Check each line for the word "wizard" and give how many have it. Say nothing else.
━━━━━━━━
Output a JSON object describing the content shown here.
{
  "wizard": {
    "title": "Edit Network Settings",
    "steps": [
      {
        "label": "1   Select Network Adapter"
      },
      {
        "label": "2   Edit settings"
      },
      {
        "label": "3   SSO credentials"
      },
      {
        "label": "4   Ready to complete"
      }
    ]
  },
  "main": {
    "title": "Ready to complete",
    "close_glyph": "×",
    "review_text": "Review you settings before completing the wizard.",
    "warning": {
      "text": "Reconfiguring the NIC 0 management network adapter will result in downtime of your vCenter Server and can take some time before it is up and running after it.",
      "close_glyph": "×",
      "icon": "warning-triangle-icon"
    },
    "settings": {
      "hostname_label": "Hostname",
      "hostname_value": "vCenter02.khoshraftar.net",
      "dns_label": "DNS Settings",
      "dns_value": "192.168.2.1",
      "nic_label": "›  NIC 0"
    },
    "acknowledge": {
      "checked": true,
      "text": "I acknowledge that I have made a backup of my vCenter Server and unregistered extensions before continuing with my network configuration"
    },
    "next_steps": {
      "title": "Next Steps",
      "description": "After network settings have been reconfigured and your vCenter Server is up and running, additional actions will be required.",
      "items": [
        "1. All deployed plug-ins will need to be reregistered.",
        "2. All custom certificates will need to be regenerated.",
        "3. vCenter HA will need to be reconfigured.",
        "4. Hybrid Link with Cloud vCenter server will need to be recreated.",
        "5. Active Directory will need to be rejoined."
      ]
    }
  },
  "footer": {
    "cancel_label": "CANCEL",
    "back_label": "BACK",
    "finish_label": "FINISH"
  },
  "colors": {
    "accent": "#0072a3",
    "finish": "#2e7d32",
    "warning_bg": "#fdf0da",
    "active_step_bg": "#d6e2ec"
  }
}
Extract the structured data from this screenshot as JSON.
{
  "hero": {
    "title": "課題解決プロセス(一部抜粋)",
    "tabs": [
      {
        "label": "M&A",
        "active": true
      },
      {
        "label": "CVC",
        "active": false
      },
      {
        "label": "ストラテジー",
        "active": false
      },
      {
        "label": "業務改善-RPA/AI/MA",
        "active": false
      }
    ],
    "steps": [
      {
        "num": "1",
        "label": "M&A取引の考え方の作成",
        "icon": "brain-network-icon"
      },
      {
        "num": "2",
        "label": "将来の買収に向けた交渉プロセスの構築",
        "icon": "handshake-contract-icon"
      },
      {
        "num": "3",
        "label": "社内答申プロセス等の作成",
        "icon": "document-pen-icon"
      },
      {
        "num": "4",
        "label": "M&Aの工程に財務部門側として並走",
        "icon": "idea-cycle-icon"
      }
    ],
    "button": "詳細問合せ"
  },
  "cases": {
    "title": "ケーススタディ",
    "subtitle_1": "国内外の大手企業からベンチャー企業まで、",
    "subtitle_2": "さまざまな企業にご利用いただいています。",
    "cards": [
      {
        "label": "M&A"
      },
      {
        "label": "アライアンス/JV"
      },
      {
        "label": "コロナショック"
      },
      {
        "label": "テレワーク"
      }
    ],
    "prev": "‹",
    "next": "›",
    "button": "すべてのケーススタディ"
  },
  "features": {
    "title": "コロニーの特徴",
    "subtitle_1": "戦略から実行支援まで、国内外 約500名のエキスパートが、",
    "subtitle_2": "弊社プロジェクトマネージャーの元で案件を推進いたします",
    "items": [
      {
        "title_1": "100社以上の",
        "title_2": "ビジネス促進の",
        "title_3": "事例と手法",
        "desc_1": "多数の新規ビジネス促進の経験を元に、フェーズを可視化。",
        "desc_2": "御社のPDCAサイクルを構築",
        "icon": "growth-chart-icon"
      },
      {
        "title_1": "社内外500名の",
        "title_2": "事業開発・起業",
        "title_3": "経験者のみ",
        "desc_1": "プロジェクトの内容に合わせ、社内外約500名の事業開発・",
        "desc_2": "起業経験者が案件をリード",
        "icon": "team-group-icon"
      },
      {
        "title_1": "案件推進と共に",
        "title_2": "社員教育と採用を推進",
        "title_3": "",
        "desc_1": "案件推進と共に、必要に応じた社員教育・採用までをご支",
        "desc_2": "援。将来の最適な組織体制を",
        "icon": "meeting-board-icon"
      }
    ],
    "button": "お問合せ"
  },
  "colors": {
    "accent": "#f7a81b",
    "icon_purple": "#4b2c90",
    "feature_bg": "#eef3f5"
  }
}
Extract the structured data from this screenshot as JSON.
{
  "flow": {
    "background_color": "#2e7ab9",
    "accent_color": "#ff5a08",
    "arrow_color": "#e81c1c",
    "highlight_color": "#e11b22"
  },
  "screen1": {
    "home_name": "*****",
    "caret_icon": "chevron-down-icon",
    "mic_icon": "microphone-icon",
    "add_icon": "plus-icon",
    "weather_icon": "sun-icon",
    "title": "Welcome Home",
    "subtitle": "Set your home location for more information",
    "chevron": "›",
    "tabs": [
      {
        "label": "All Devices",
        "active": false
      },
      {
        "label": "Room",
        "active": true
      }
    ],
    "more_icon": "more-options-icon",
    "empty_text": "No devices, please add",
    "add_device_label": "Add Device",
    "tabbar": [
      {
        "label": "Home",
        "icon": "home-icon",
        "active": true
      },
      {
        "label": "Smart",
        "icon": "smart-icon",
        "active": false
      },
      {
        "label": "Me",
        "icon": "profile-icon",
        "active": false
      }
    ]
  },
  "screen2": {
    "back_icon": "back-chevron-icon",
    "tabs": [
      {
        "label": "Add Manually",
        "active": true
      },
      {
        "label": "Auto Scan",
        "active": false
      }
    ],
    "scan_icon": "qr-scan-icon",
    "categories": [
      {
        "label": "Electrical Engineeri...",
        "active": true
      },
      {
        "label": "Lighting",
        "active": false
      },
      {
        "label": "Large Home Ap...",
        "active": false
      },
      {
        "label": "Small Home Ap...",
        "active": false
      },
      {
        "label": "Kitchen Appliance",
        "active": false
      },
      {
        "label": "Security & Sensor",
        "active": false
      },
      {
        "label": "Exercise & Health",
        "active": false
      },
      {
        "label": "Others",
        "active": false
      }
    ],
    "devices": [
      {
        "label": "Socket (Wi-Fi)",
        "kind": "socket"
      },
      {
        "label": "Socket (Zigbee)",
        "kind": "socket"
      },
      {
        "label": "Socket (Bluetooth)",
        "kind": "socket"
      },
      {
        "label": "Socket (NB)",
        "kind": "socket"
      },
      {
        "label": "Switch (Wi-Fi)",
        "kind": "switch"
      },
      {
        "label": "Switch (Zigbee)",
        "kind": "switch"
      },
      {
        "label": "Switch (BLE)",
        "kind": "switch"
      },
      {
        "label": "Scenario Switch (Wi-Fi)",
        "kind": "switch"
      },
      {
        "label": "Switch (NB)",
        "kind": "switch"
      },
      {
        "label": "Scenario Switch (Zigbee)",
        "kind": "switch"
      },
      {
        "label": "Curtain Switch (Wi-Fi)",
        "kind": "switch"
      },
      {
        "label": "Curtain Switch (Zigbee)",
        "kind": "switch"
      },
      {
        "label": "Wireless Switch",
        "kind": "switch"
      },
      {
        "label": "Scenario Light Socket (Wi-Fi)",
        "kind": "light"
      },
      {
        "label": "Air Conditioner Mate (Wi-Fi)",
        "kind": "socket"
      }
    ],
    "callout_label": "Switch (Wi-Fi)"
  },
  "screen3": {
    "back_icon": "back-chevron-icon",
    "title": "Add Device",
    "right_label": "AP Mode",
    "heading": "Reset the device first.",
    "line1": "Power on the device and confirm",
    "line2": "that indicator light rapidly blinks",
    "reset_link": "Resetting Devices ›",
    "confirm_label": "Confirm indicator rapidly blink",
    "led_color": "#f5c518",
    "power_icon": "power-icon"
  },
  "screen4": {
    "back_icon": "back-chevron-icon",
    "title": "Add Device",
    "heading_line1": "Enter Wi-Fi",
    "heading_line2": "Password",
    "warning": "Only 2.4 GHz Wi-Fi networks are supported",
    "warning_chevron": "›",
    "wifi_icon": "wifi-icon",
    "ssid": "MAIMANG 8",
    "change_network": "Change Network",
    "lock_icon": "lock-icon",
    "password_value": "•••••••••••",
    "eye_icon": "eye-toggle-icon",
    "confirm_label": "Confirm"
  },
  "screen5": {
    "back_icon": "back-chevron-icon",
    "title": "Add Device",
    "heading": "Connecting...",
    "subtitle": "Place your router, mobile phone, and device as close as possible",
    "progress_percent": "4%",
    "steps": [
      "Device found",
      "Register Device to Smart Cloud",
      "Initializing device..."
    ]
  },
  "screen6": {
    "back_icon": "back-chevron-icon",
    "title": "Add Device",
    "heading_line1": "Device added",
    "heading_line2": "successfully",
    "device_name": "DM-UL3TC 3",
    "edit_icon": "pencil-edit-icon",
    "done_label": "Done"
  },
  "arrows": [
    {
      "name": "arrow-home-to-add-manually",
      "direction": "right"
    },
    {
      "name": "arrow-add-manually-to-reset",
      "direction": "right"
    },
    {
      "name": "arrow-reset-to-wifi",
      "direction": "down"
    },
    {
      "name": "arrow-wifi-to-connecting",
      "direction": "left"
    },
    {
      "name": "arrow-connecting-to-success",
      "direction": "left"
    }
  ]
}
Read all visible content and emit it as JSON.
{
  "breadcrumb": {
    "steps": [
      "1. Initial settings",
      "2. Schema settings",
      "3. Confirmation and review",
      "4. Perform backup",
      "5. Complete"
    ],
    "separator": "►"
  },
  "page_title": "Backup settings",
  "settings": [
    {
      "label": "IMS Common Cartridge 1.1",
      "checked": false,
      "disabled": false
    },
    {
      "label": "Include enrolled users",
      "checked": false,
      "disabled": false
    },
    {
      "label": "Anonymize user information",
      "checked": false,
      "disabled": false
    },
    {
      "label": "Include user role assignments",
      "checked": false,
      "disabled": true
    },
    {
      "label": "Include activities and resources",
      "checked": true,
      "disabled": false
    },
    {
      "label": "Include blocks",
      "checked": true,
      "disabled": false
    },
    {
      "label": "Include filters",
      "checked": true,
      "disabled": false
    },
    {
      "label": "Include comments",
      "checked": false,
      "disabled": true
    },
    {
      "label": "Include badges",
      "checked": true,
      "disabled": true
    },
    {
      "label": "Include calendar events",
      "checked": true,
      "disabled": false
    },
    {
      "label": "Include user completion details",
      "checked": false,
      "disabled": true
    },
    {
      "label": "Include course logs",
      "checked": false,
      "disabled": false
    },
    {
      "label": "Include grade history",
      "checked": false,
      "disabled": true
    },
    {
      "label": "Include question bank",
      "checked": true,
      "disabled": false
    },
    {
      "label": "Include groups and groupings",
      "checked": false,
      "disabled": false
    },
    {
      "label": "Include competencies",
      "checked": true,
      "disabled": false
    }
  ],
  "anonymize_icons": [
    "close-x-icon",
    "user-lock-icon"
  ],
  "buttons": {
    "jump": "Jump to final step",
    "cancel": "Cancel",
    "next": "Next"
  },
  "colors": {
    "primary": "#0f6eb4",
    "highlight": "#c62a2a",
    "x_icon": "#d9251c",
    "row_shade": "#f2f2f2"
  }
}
━━━━━━━━
§ **The output**
2